_ENTRIES SHOWN_
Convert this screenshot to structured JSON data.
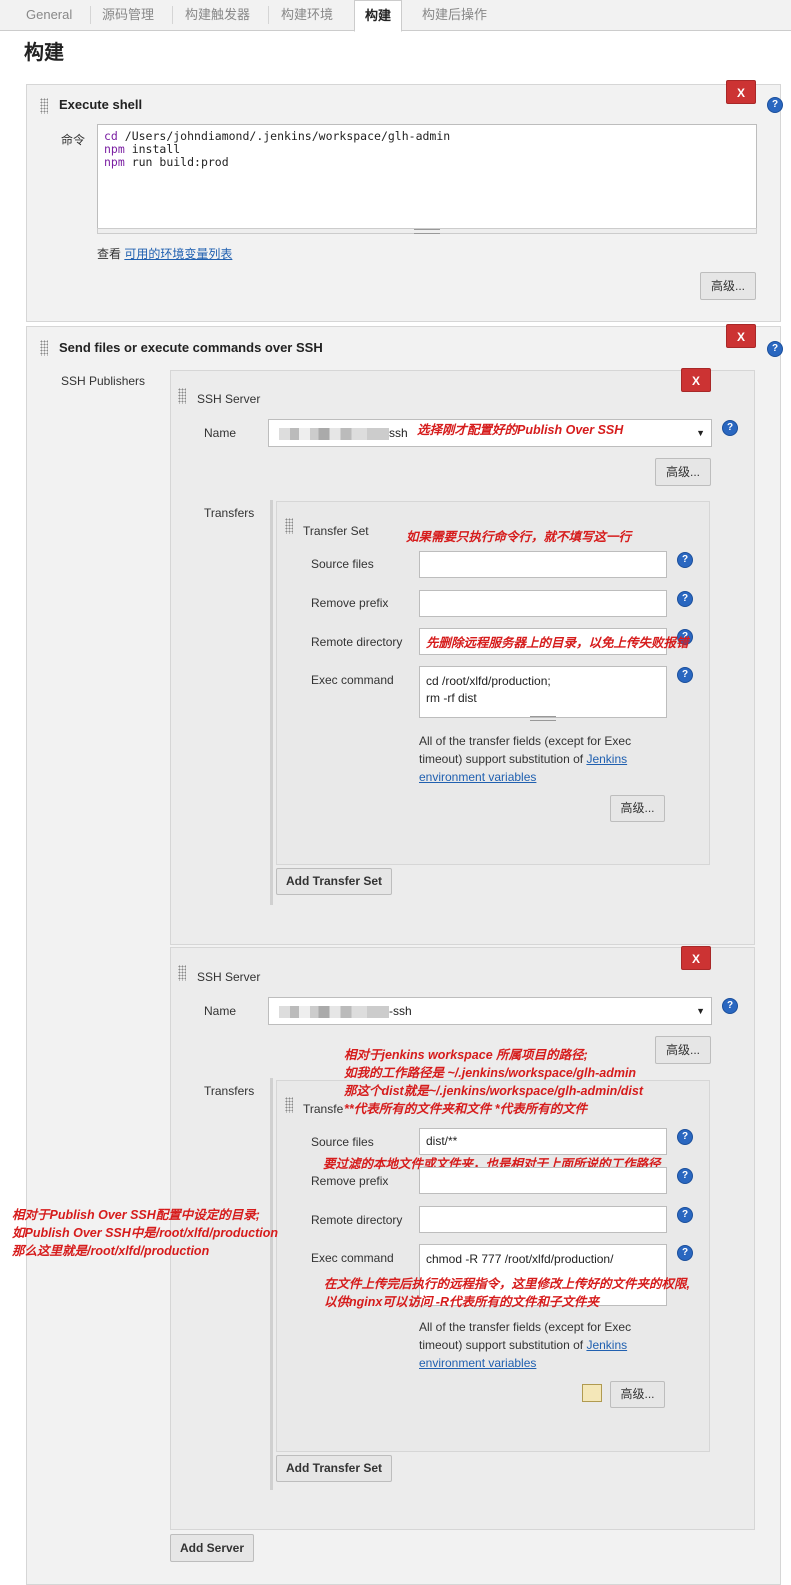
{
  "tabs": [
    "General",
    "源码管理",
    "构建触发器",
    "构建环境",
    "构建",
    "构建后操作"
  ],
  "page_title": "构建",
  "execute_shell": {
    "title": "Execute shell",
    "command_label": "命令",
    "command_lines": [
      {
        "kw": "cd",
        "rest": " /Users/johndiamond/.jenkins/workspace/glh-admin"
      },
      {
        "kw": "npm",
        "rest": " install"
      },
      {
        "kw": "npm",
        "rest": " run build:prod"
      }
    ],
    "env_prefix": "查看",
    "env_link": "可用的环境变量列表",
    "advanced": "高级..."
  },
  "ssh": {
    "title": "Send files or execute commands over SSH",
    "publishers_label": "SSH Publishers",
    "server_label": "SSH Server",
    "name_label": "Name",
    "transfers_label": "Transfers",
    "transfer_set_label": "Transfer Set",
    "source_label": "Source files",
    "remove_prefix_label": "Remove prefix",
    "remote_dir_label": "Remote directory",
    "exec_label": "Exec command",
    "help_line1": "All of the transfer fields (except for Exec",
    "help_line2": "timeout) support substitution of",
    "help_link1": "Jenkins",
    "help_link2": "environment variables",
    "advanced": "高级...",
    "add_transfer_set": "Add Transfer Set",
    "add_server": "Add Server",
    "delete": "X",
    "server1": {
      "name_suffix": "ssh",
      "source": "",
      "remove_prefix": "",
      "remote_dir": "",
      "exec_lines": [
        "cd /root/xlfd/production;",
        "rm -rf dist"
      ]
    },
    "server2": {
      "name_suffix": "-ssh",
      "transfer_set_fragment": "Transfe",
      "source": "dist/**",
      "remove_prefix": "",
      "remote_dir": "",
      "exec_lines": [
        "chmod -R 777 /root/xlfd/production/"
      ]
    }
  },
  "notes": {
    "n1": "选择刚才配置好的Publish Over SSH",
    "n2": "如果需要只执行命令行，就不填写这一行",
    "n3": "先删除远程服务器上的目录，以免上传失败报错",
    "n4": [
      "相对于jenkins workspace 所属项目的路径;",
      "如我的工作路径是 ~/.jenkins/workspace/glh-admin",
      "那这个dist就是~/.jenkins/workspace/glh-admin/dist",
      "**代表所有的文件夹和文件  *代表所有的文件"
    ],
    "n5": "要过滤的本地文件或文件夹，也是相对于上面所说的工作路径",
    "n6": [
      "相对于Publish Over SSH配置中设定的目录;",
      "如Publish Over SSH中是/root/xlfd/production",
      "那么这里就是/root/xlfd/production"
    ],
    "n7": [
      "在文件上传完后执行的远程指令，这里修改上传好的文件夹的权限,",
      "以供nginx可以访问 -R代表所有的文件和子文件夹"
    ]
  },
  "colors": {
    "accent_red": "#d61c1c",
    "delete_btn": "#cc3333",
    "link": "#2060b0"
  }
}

_EXERCISE DESCRIPTION_
Every line of text is to be repeated exactly; pictures are left out.

_ANSWER TO THE TASK_
Convert this screenshot to structured JSON data.
{
  "tabs": [
    "General",
    "源码管理",
    "构建触发器",
    "构建环境",
    "构建",
    "构建后操作"
  ],
  "page_title": "构建",
  "execute_shell": {
    "title": "Execute shell",
    "command_label": "命令",
    "command_lines": [
      {
        "kw": "cd",
        "rest": " /Users/johndiamond/.jenkins/workspace/glh-admin"
      },
      {
        "kw": "npm",
        "rest": " install"
      },
      {
        "kw": "npm",
        "rest": " run build:prod"
      }
    ],
    "env_prefix": "查看",
    "env_link": "可用的环境变量列表",
    "advanced": "高级..."
  },
  "ssh": {
    "title": "Send files or execute commands over SSH",
    "publishers_label": "SSH Publishers",
    "server_label": "SSH Server",
    "name_label": "Name",
    "transfers_label": "Transfers",
    "transfer_set_label": "Transfer Set",
    "source_label": "Source files",
    "remove_prefix_label": "Remove prefix",
    "remote_dir_label": "Remote directory",
    "exec_label": "Exec command",
    "help_line1": "All of the transfer fields (except for Exec",
    "help_line2": "timeout) support substitution of",
    "help_link1": "Jenkins",
    "help_link2": "environment variables",
    "advanced": "高级...",
    "add_transfer_set": "Add Transfer Set",
    "add_server": "Add Server",
    "delete": "X",
    "server1": {
      "name_suffix": "ssh",
      "source": "",
      "remove_prefix": "",
      "remote_dir": "",
      "exec_lines": [
        "cd /root/xlfd/production;",
        "rm -rf dist"
      ]
    },
    "server2": {
      "name_suffix": "-ssh",
      "transfer_set_fragment": "Transfe",
      "source": "dist/**",
      "remove_prefix": "",
      "remote_dir": "",
      "exec_lines": [
        "chmod -R 777 /root/xlfd/production/"
      ]
    }
  },
  "notes": {
    "n1": "选择刚才配置好的Publish Over SSH",
    "n2": "如果需要只执行命令行，就不填写这一行",
    "n3": "先删除远程服务器上的目录，以免上传失败报错",
    "n4": [
      "相对于jenkins workspace 所属项目的路径;",
      "如我的工作路径是 ~/.jenkins/workspace/glh-admin",
      "那这个dist就是~/.jenkins/workspace/glh-admin/dist",
      "**代表所有的文件夹和文件  *代表所有的文件"
    ],
    "n5": "要过滤的本地文件或文件夹，也是相对于上面所说的工作路径",
    "n6": [
      "相对于Publish Over SSH配置中设定的目录;",
      "如Publish Over SSH中是/root/xlfd/production",
      "那么这里就是/root/xlfd/production"
    ],
    "n7": [
      "在文件上传完后执行的远程指令，这里修改上传好的文件夹的权限,",
      "以供nginx可以访问 -R代表所有的文件和子文件夹"
    ]
  },
  "colors": {
    "accent_red": "#d61c1c",
    "delete_btn": "#cc3333",
    "link": "#2060b0"
  }
}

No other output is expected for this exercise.